**WHAT THE TASK REQUIRES:**
The answer must be an exact copy of the records, with every picture left out.

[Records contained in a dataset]
* * *
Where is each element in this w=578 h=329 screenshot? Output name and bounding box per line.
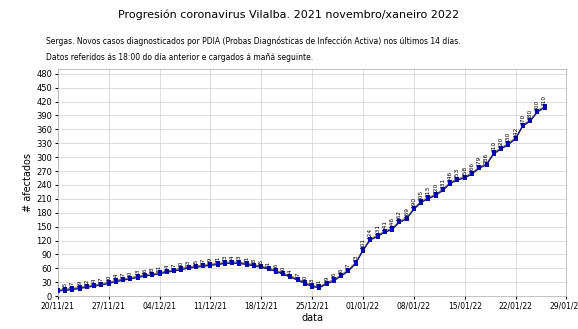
- Text: 50: 50: [280, 266, 286, 273]
- Text: 73: 73: [353, 255, 358, 262]
- Text: 162: 162: [397, 210, 402, 221]
- Text: 67: 67: [201, 258, 206, 265]
- Text: 169: 169: [404, 207, 409, 218]
- Text: 14: 14: [55, 282, 60, 290]
- Text: 30: 30: [302, 275, 307, 282]
- Text: 68: 68: [251, 257, 257, 265]
- Text: 286: 286: [484, 152, 489, 164]
- Text: 43: 43: [135, 269, 140, 276]
- Text: 146: 146: [390, 217, 395, 228]
- Text: 74: 74: [229, 254, 235, 262]
- Text: 246: 246: [448, 171, 453, 182]
- Text: 213: 213: [426, 186, 431, 197]
- Y-axis label: # afectados: # afectados: [24, 153, 34, 212]
- Text: 253: 253: [455, 168, 460, 179]
- Text: 30: 30: [106, 275, 111, 282]
- Text: 29: 29: [324, 275, 329, 283]
- Text: 342: 342: [513, 126, 518, 138]
- Text: 51: 51: [157, 265, 162, 272]
- Text: 46: 46: [339, 267, 344, 275]
- Text: 34: 34: [113, 273, 118, 280]
- Text: 205: 205: [418, 190, 424, 201]
- Text: 320: 320: [499, 137, 503, 148]
- Text: 57: 57: [346, 262, 351, 270]
- Text: 410: 410: [542, 95, 547, 106]
- Text: 19: 19: [77, 280, 82, 287]
- Text: 400: 400: [535, 100, 540, 111]
- Text: 73: 73: [237, 255, 242, 262]
- Text: 23: 23: [310, 278, 314, 286]
- Text: 124: 124: [368, 228, 373, 239]
- Text: 17: 17: [70, 281, 75, 288]
- Text: 65: 65: [259, 259, 264, 266]
- Text: 40: 40: [128, 270, 133, 278]
- Text: Progresión coronavirus Vilalba. 2021 novembro/xaneiro 2022: Progresión coronavirus Vilalba. 2021 nov…: [118, 10, 460, 20]
- Text: 258: 258: [462, 165, 467, 177]
- Text: 56: 56: [273, 263, 278, 270]
- Text: 57: 57: [172, 262, 176, 270]
- Text: 279: 279: [477, 156, 481, 167]
- Text: 330: 330: [506, 132, 511, 143]
- Text: 141: 141: [382, 220, 387, 231]
- Text: 63: 63: [186, 260, 191, 267]
- Text: 231: 231: [440, 178, 446, 189]
- Text: 46: 46: [143, 267, 147, 275]
- Text: 48: 48: [150, 266, 155, 274]
- Text: 190: 190: [412, 197, 416, 208]
- Text: 101: 101: [361, 238, 365, 249]
- Text: 37: 37: [295, 271, 300, 279]
- Text: 131: 131: [375, 224, 380, 236]
- Text: 380: 380: [528, 109, 532, 120]
- Text: 310: 310: [491, 141, 497, 152]
- Text: 22: 22: [84, 278, 90, 286]
- Text: 73: 73: [223, 255, 227, 262]
- Text: 27: 27: [99, 276, 104, 284]
- Text: 65: 65: [194, 259, 198, 266]
- Text: 24: 24: [92, 277, 97, 285]
- Text: 15: 15: [62, 282, 68, 289]
- Text: 37: 37: [121, 271, 125, 279]
- Text: 60: 60: [179, 261, 184, 268]
- Text: 69: 69: [208, 257, 213, 264]
- Text: 54: 54: [164, 264, 169, 271]
- Text: 71: 71: [244, 256, 249, 263]
- Text: 370: 370: [520, 114, 525, 125]
- Text: 71: 71: [215, 256, 220, 263]
- Text: 36: 36: [331, 272, 336, 279]
- Text: Datos referidos ás 18:00 do día anterior e cargados á mañá seguinte.: Datos referidos ás 18:00 do día anterior…: [46, 53, 313, 62]
- Text: 61: 61: [266, 261, 271, 268]
- Text: 21: 21: [317, 279, 322, 286]
- Text: Sergas. Novos casos diagnosticados por PDIA (Probas Diagnósticas de Infección Ac: Sergas. Novos casos diagnosticados por P…: [46, 36, 461, 46]
- Text: 266: 266: [469, 162, 475, 173]
- Text: 220: 220: [433, 183, 438, 194]
- Text: 44: 44: [288, 268, 293, 276]
- X-axis label: data: data: [301, 314, 323, 323]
* * *
**EXERCISE RESULT:**
Where is each element in this w=578 h=329 screenshot? Output name and bounding box per line.
- Text: 50: 50: [280, 266, 286, 273]
- Text: 73: 73: [353, 255, 358, 262]
- Text: 162: 162: [397, 210, 402, 221]
- Text: 67: 67: [201, 258, 206, 265]
- Text: 169: 169: [404, 207, 409, 218]
- Text: 14: 14: [55, 282, 60, 290]
- Text: 30: 30: [302, 275, 307, 282]
- Text: 68: 68: [251, 257, 257, 265]
- Text: 286: 286: [484, 152, 489, 164]
- Text: 43: 43: [135, 269, 140, 276]
- Text: 146: 146: [390, 217, 395, 228]
- Text: 74: 74: [229, 254, 235, 262]
- Text: 246: 246: [448, 171, 453, 182]
- Text: 213: 213: [426, 186, 431, 197]
- Y-axis label: # afectados: # afectados: [24, 153, 34, 212]
- Text: 253: 253: [455, 168, 460, 179]
- Text: 30: 30: [106, 275, 111, 282]
- Text: 29: 29: [324, 275, 329, 283]
- Text: 342: 342: [513, 126, 518, 138]
- Text: 51: 51: [157, 265, 162, 272]
- Text: 46: 46: [339, 267, 344, 275]
- Text: 34: 34: [113, 273, 118, 280]
- Text: 205: 205: [418, 190, 424, 201]
- Text: 320: 320: [499, 137, 503, 148]
- Text: 57: 57: [346, 262, 351, 270]
- Text: 410: 410: [542, 95, 547, 106]
- Text: 19: 19: [77, 280, 82, 287]
- Text: 400: 400: [535, 100, 540, 111]
- Text: 73: 73: [237, 255, 242, 262]
- Text: 23: 23: [310, 278, 314, 286]
- Text: 124: 124: [368, 228, 373, 239]
- Text: 17: 17: [70, 281, 75, 288]
- Text: 65: 65: [259, 259, 264, 266]
- Text: 40: 40: [128, 270, 133, 278]
- Text: Progresión coronavirus Vilalba. 2021 novembro/xaneiro 2022: Progresión coronavirus Vilalba. 2021 nov…: [118, 10, 460, 20]
- Text: 258: 258: [462, 165, 467, 177]
- Text: 56: 56: [273, 263, 278, 270]
- Text: 57: 57: [172, 262, 176, 270]
- Text: 279: 279: [477, 156, 481, 167]
- Text: 330: 330: [506, 132, 511, 143]
- Text: 141: 141: [382, 220, 387, 231]
- Text: 63: 63: [186, 260, 191, 267]
- Text: 231: 231: [440, 178, 446, 189]
- Text: 46: 46: [143, 267, 147, 275]
- Text: 48: 48: [150, 266, 155, 274]
- Text: 190: 190: [412, 197, 416, 208]
- Text: 101: 101: [361, 238, 365, 249]
- Text: 37: 37: [295, 271, 300, 279]
- Text: 131: 131: [375, 224, 380, 236]
- Text: 380: 380: [528, 109, 532, 120]
- Text: 310: 310: [491, 141, 497, 152]
- Text: 22: 22: [84, 278, 90, 286]
- Text: 73: 73: [223, 255, 227, 262]
- Text: 27: 27: [99, 276, 104, 284]
- Text: 65: 65: [194, 259, 198, 266]
- Text: 24: 24: [92, 277, 97, 285]
- Text: 15: 15: [62, 282, 68, 289]
- Text: 37: 37: [121, 271, 125, 279]
- Text: 60: 60: [179, 261, 184, 268]
- Text: 69: 69: [208, 257, 213, 264]
- Text: 54: 54: [164, 264, 169, 271]
- Text: 71: 71: [244, 256, 249, 263]
- Text: 370: 370: [520, 114, 525, 125]
- Text: 71: 71: [215, 256, 220, 263]
- Text: 36: 36: [331, 272, 336, 279]
- Text: Datos referidos ás 18:00 do día anterior e cargados á mañá seguinte.: Datos referidos ás 18:00 do día anterior…: [46, 53, 313, 62]
- Text: 61: 61: [266, 261, 271, 268]
- Text: 21: 21: [317, 279, 322, 286]
- Text: Sergas. Novos casos diagnosticados por PDIA (Probas Diagnósticas de Infección Ac: Sergas. Novos casos diagnosticados por P…: [46, 36, 461, 46]
- Text: 266: 266: [469, 162, 475, 173]
- Text: 220: 220: [433, 183, 438, 194]
- Text: 44: 44: [288, 268, 293, 276]
- X-axis label: data: data: [301, 314, 323, 323]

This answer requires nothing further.